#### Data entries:
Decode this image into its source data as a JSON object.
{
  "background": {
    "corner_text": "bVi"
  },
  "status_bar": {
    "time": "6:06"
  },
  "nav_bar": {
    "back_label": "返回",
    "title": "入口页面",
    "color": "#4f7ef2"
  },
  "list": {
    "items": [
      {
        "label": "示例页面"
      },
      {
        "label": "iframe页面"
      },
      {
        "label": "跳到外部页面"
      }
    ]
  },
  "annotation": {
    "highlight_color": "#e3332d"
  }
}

#### EXERCISE PROMPT:
Exactly reproduce the material above.

#### WORKED ANSWER:
Decode this image into its source data as a JSON object.
{
  "background": {
    "corner_text": "bVi"
  },
  "status_bar": {
    "time": "6:06"
  },
  "nav_bar": {
    "back_label": "返回",
    "title": "入口页面",
    "color": "#4f7ef2"
  },
  "list": {
    "items": [
      {
        "label": "示例页面"
      },
      {
        "label": "iframe页面"
      },
      {
        "label": "跳到外部页面"
      }
    ]
  },
  "annotation": {
    "highlight_color": "#e3332d"
  }
}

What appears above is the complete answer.